**EXCERPT TO READ**

——

Troubleshooting Fluid Transfer Pump

Troubleshooting Your Fluid Transfer Pump

	Troubleshooting Your Demand Style Diaphragm Pump Not Priming any air leak or blockage along the suction line well prevent the pump from priming. Check the hose, hose clamps, fittings and strainer. If your suction line checks out, the cause usually centers on a problem with the valves. Open up your pump and verify the valve o-ring is in place and there is not any debree clogging the valves. Valves occasionally swell or lose their resilence. This type of valve damage is not always visible. Luckily valves are relatively inexpensive and easy to replace. Low Pressure or Automatic Switch not shutting off. Slight swelling of the valves is the most common cause of low pressure or the pump not automatically shutting off. If after replacing the valve and the problem still persists, replace the pressure switch. Leaking a ripped or cracked diaphragm is normally the cause of liquid leaking out of the pump. Additional damage to the bearings and motor can be avoided if you catch the leak early. Pump does not respond to electrical power. Bypass the pressure switch by removing the two wires attached to the switch and connect them momentarily together. If the pump turns on your pressure switch requires replacement. If your pump remains lifeless after by passing the switch your motor needs replacing. note: some motors have replaceable brushes this may be your next step. If after replacing the brushes the motor remains lifeless replace the motor.

——

**STATED GOAL A**
Retype every line of the records word for word, leaving out the pictures.
The records below are unrelated to the pump troubleshooting page.

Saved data
——

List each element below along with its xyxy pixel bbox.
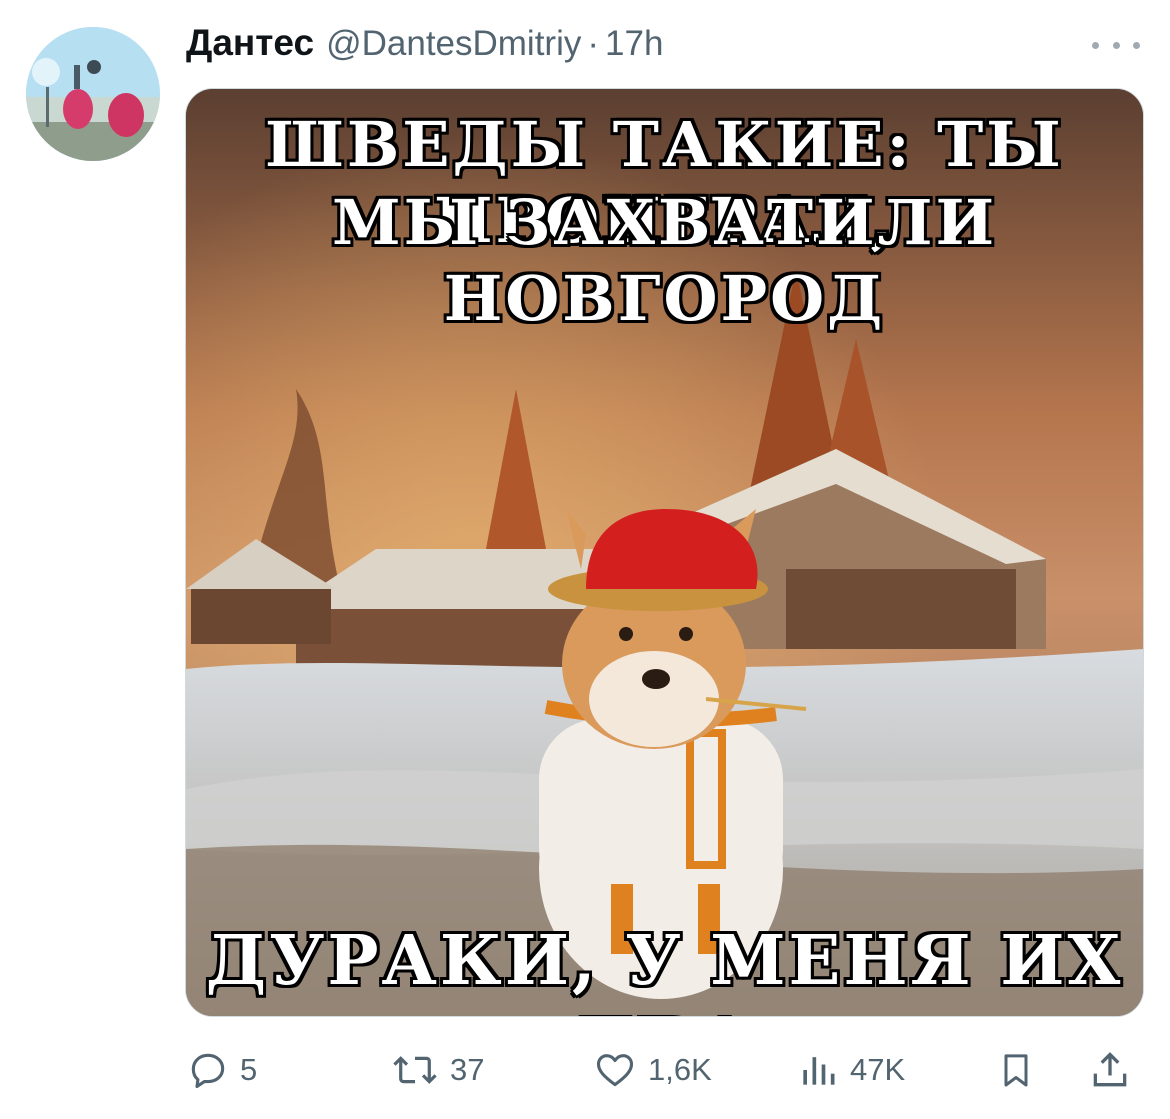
repost-icon: [393, 1056, 437, 1084]
reply-icon: [191, 1053, 225, 1089]
bookmark-icon: [1004, 1054, 1028, 1087]
views-icon: [803, 1057, 835, 1085]
author-handle[interactable]: @DantesDmitriy: [326, 24, 581, 64]
author-name[interactable]: Дантес: [186, 22, 314, 64]
like-count: 1,6K: [648, 1052, 712, 1087]
reply-count: 5: [240, 1052, 258, 1087]
views-count: 47K: [850, 1052, 906, 1087]
bookmark-button[interactable]: [996, 1040, 1036, 1100]
more-icon[interactable]: [1092, 30, 1140, 60]
repost-count: 37: [450, 1052, 485, 1087]
timestamp[interactable]: 17h: [605, 24, 663, 64]
share-icon: [1093, 1052, 1127, 1087]
avatar-image: [26, 27, 160, 161]
tweet-header: Дантес @DantesDmitriy · 17h: [186, 22, 663, 72]
like-icon: [596, 1054, 634, 1087]
repost-button[interactable]: 37: [390, 1040, 484, 1100]
share-button[interactable]: [1088, 1040, 1132, 1100]
meme-top-line-2: МЫ ЗАХВАТИЛИ НОВГОРОД: [331, 186, 998, 335]
reply-button[interactable]: 5: [186, 1040, 257, 1100]
views-button[interactable]: 47K: [796, 1040, 905, 1100]
meme-bottom-line: ДУРАКИ, У МЕНЯ ИХ ДВА: [205, 921, 1124, 1016]
avatar[interactable]: [26, 27, 160, 161]
tweet-actions: 5 37 1,6K 47K: [0, 1040, 1170, 1100]
like-button[interactable]: 1,6K: [592, 1040, 712, 1100]
tweet-media[interactable]: ШВЕДЫ ТАКИЕ: ТЫ ПРОИГРАЛ, МЫ ЗАХВАТИЛИ Н…: [185, 88, 1144, 1017]
separator-dot: ·: [587, 24, 600, 63]
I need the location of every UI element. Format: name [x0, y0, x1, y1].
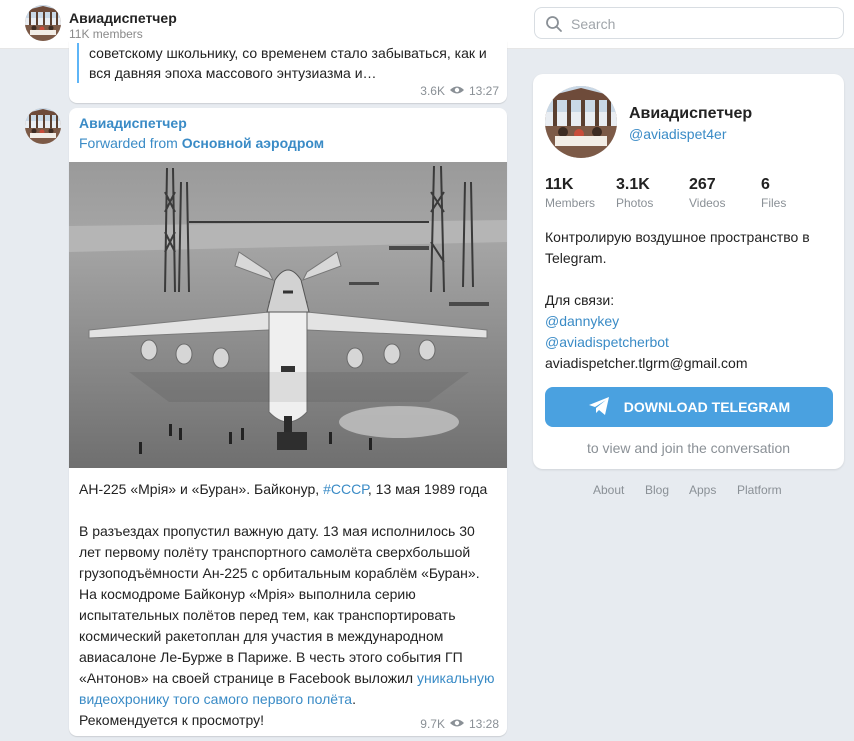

——

**STATED GOAL B**
Answer these questions from the pump troubleshooting page:
(i) What is the most common cause of low pressure or of the pump not shutting off automatically?
(ii) What is normally the cause of liquid leaking out of the pump?
(iii) If the pump turns on after the pressure switch is bypassed, what needs replacement?

**FULL OUTPUT A**
List each element below along with its xyxy pixel bbox.
repost-icon: [393, 1056, 437, 1084]
reply-icon: [191, 1053, 225, 1089]
bookmark-icon: [1004, 1054, 1028, 1087]
views-icon: [803, 1057, 835, 1085]
author-handle[interactable]: @DantesDmitriy: [326, 24, 581, 64]
author-name[interactable]: Дантес: [186, 22, 314, 64]
like-count: 1,6K: [648, 1052, 712, 1087]
reply-count: 5: [240, 1052, 258, 1087]
views-count: 47K: [850, 1052, 906, 1087]
bookmark-button[interactable]: [996, 1040, 1036, 1100]
more-icon[interactable]: [1092, 30, 1140, 60]
repost-count: 37: [450, 1052, 485, 1087]
timestamp[interactable]: 17h: [605, 24, 663, 64]
share-icon: [1093, 1052, 1127, 1087]
avatar-image: [26, 27, 160, 161]
tweet-header: Дантес @DantesDmitriy · 17h: [186, 22, 663, 72]
like-icon: [596, 1054, 634, 1087]
repost-button[interactable]: 37: [390, 1040, 484, 1100]
share-button[interactable]: [1088, 1040, 1132, 1100]
meme-top-line-2: МЫ ЗАХВАТИЛИ НОВГОРОД: [331, 186, 998, 335]
reply-button[interactable]: 5: [186, 1040, 257, 1100]
views-button[interactable]: 47K: [796, 1040, 905, 1100]
meme-bottom-line: ДУРАКИ, У МЕНЯ ИХ ДВА: [205, 921, 1124, 1016]
avatar[interactable]: [26, 27, 160, 161]
tweet-actions: 5 37 1,6K 47K: [0, 1040, 1170, 1100]
like-button[interactable]: 1,6K: [592, 1040, 712, 1100]
tweet-media[interactable]: ШВЕДЫ ТАКИЕ: ТЫ ПРОИГРАЛ, МЫ ЗАХВАТИЛИ Н…: [185, 88, 1144, 1017]
separator-dot: ·: [587, 24, 600, 63]
I need the location of every UI element. Format: name [x0, y0, x1, y1].

**FULL OUTPUT B**
(i) Slight swelling of the valves.
(ii) A ripped or cracked diaphragm.
(iii) The pressure switch.